▶ _Problem requirements_:
Pick out the lines in the listing below that contain the word "Society" and copy them.

== Records provided ==

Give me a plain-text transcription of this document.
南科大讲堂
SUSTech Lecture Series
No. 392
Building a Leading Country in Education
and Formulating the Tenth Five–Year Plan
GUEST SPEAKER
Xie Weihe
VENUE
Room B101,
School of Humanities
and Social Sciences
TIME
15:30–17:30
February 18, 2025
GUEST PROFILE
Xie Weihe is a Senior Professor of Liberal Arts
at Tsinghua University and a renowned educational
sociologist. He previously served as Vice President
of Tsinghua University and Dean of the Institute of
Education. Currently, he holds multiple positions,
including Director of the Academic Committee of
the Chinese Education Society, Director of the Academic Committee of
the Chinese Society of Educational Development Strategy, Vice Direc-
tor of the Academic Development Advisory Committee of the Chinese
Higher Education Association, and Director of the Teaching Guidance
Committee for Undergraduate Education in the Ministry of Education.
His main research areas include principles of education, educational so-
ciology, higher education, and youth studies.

===

▶ _Solution for this exercise_:
the Chinese Education Society, Director of the Academic Committee of
the Chinese Society of Educational Development Strategy, Vice Direc-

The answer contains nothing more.